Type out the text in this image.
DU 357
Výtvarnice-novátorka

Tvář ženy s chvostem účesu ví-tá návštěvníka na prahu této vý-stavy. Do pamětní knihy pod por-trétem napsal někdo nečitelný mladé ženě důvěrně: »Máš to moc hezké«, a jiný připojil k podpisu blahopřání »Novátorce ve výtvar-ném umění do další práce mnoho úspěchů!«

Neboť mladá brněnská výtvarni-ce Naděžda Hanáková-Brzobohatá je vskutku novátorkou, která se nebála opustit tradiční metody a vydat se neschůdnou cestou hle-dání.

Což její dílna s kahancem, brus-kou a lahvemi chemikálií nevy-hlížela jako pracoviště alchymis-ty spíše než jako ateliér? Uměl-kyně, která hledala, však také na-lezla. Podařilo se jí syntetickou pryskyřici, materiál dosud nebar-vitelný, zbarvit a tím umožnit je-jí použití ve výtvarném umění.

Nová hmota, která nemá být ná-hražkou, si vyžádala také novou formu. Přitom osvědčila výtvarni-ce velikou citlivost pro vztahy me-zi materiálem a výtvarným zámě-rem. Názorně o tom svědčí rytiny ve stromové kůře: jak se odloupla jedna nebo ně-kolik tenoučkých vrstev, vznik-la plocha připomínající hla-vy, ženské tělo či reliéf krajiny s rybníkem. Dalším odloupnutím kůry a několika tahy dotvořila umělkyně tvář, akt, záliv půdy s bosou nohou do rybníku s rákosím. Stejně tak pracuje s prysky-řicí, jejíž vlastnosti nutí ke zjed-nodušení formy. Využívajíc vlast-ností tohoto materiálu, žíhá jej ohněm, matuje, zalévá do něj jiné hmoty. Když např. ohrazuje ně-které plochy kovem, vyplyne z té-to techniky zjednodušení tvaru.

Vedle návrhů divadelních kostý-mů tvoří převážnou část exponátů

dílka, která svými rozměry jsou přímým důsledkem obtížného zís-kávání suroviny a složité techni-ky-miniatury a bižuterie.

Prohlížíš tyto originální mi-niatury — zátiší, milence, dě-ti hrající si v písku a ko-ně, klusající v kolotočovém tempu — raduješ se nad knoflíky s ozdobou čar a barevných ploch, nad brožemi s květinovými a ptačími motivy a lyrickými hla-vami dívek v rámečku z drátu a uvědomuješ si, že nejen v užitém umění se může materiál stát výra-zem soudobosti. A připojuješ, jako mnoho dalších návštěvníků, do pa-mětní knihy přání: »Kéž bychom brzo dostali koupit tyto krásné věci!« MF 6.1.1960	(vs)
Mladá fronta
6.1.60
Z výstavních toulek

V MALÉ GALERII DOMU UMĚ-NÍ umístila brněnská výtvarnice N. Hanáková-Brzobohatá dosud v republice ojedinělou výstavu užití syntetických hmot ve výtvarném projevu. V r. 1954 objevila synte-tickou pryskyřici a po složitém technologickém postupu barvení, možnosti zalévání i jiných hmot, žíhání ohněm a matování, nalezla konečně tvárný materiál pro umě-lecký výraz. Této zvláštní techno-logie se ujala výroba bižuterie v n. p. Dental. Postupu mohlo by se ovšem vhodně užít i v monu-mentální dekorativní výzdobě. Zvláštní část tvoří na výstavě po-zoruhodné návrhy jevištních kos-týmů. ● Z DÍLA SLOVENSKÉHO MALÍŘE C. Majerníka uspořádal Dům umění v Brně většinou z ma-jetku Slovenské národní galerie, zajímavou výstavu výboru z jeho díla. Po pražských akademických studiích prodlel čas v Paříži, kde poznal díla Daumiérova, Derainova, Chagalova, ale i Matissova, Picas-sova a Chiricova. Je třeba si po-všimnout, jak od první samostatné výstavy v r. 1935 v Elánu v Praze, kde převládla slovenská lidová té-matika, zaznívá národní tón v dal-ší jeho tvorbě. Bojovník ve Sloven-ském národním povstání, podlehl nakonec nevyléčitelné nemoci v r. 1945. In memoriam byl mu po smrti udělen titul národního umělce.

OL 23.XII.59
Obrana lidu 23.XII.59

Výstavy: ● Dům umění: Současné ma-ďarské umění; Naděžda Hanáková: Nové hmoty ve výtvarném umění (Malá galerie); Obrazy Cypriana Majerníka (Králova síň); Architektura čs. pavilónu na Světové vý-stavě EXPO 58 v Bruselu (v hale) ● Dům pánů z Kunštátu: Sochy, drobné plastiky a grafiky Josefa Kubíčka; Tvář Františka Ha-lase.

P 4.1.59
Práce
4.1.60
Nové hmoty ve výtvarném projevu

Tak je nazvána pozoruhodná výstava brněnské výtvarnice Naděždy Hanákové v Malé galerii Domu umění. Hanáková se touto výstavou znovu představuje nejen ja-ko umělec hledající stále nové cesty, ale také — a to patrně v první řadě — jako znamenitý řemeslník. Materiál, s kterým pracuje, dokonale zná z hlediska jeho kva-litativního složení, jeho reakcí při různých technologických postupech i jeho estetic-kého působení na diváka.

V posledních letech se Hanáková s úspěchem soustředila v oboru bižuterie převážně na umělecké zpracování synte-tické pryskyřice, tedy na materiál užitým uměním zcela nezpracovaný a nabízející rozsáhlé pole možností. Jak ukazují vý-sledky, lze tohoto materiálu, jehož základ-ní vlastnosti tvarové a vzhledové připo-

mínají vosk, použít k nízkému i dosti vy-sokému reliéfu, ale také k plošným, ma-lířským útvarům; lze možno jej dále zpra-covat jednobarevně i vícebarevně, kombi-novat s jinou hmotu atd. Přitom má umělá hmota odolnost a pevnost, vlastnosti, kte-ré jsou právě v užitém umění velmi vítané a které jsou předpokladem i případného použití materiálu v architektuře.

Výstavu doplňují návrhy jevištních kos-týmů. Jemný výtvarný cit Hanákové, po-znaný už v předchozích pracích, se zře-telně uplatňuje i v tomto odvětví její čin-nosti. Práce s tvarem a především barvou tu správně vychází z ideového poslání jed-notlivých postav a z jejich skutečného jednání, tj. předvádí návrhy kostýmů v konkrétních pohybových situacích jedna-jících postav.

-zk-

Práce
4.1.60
:::::
Give every line of the material again, exactly as it reads.

Type out the text in this image.
DU 357
Výtvarnice-novátorka

Tvář ženy s chvostem účesu ví-tá návštěvníka na prahu této vý-stavy. Do pamětní knihy pod por-trétem napsal někdo nečitelný mladé ženě důvěrně: »Máš to moc hezké«, a jiný připojil k podpisu blahopřání »Novátorce ve výtvar-ném umění do další práce mnoho úspěchů!«

Neboť mladá brněnská výtvarni-ce Naděžda Hanáková-Brzobohatá je vskutku novátorkou, která se nebála opustit tradiční metody a vydat se neschůdnou cestou hle-dání.

Což její dílna s kahancem, brus-kou a lahvemi chemikálií nevy-hlížela jako pracoviště alchymis-ty spíše než jako ateliér? Uměl-kyně, která hledala, však také na-lezla. Podařilo se jí syntetickou pryskyřici, materiál dosud nebar-vitelný, zbarvit a tím umožnit je-jí použití ve výtvarném umění.

Nová hmota, která nemá být ná-hražkou, si vyžádala také novou formu. Přitom osvědčila výtvarni-ce velikou citlivost pro vztahy me-zi materiálem a výtvarným zámě-rem. Názorně o tom svědčí rytiny ve stromové kůře: jak se odloupla jedna nebo ně-kolik tenoučkých vrstev, vznik-la plocha připomínající hla-vy, ženské tělo či reliéf krajiny s rybníkem. Dalším odloupnutím kůry a několika tahy dotvořila umělkyně tvář, akt, záliv půdy s bosou nohou do rybníku s rákosím. Stejně tak pracuje s prysky-řicí, jejíž vlastnosti nutí ke zjed-nodušení formy. Využívajíc vlast-ností tohoto materiálu, žíhá jej ohněm, matuje, zalévá do něj jiné hmoty. Když např. ohrazuje ně-které plochy kovem, vyplyne z té-to techniky zjednodušení tvaru.

Vedle návrhů divadelních kostý-mů tvoří převážnou část exponátů

dílka, která svými rozměry jsou přímým důsledkem obtížného zís-kávání suroviny a složité techni-ky-miniatury a bižuterie.

Prohlížíš tyto originální mi-niatury — zátiší, milence, dě-ti hrající si v písku a ko-ně, klusající v kolotočovém tempu — raduješ se nad knoflíky s ozdobou čar a barevných ploch, nad brožemi s květinovými a ptačími motivy a lyrickými hla-vami dívek v rámečku z drátu a uvědomuješ si, že nejen v užitém umění se může materiál stát výra-zem soudobosti. A připojuješ, jako mnoho dalších návštěvníků, do pa-mětní knihy přání: »Kéž bychom brzo dostali koupit tyto krásné věci!« MF 6.1.1960	(vs)
Mladá fronta
6.1.60
Z výstavních toulek

V MALÉ GALERII DOMU UMĚ-NÍ umístila brněnská výtvarnice N. Hanáková-Brzobohatá dosud v republice ojedinělou výstavu užití syntetických hmot ve výtvarném projevu. V r. 1954 objevila synte-tickou pryskyřici a po složitém technologickém postupu barvení, možnosti zalévání i jiných hmot, žíhání ohněm a matování, nalezla konečně tvárný materiál pro umě-lecký výraz. Této zvláštní techno-logie se ujala výroba bižuterie v n. p. Dental. Postupu mohlo by se ovšem vhodně užít i v monu-mentální dekorativní výzdobě. Zvláštní část tvoří na výstavě po-zoruhodné návrhy jevištních kos-týmů. ● Z DÍLA SLOVENSKÉHO MALÍŘE C. Majerníka uspořádal Dům umění v Brně většinou z ma-jetku Slovenské národní galerie, zajímavou výstavu výboru z jeho díla. Po pražských akademických studiích prodlel čas v Paříži, kde poznal díla Daumiérova, Derainova, Chagalova, ale i Matissova, Picas-sova a Chiricova. Je třeba si po-všimnout, jak od první samostatné výstavy v r. 1935 v Elánu v Praze, kde převládla slovenská lidová té-matika, zaznívá národní tón v dal-ší jeho tvorbě. Bojovník ve Sloven-ském národním povstání, podlehl nakonec nevyléčitelné nemoci v r. 1945. In memoriam byl mu po smrti udělen titul národního umělce.

OL 23.XII.59
Obrana lidu 23.XII.59

Výstavy: ● Dům umění: Současné ma-ďarské umění; Naděžda Hanáková: Nové hmoty ve výtvarném umění (Malá galerie); Obrazy Cypriana Majerníka (Králova síň); Architektura čs. pavilónu na Světové vý-stavě EXPO 58 v Bruselu (v hale) ● Dům pánů z Kunštátu: Sochy, drobné plastiky a grafiky Josefa Kubíčka; Tvář Františka Ha-lase.

P 4.1.59
Práce
4.1.60
Nové hmoty ve výtvarném projevu

Tak je nazvána pozoruhodná výstava brněnské výtvarnice Naděždy Hanákové v Malé galerii Domu umění. Hanáková se touto výstavou znovu představuje nejen ja-ko umělec hledající stále nové cesty, ale také — a to patrně v první řadě — jako znamenitý řemeslník. Materiál, s kterým pracuje, dokonale zná z hlediska jeho kva-litativního složení, jeho reakcí při různých technologických postupech i jeho estetic-kého působení na diváka.

V posledních letech se Hanáková s úspěchem soustředila v oboru bižuterie převážně na umělecké zpracování synte-tické pryskyřice, tedy na materiál užitým uměním zcela nezpracovaný a nabízející rozsáhlé pole možností. Jak ukazují vý-sledky, lze tohoto materiálu, jehož základ-ní vlastnosti tvarové a vzhledové připo-

mínají vosk, použít k nízkému i dosti vy-sokému reliéfu, ale také k plošným, ma-lířským útvarům; lze možno jej dále zpra-covat jednobarevně i vícebarevně, kombi-novat s jinou hmotu atd. Přitom má umělá hmota odolnost a pevnost, vlastnosti, kte-ré jsou právě v užitém umění velmi vítané a které jsou předpokladem i případného použití materiálu v architektuře.

Výstavu doplňují návrhy jevištních kos-týmů. Jemný výtvarný cit Hanákové, po-znaný už v předchozích pracích, se zře-telně uplatňuje i v tomto odvětví její čin-nosti. Práce s tvarem a především barvou tu správně vychází z ideového poslání jed-notlivých postav a z jejich skutečného jednání, tj. předvádí návrhy kostýmů v konkrétních pohybových situacích jedna-jících postav.

-zk-

Práce
4.1.60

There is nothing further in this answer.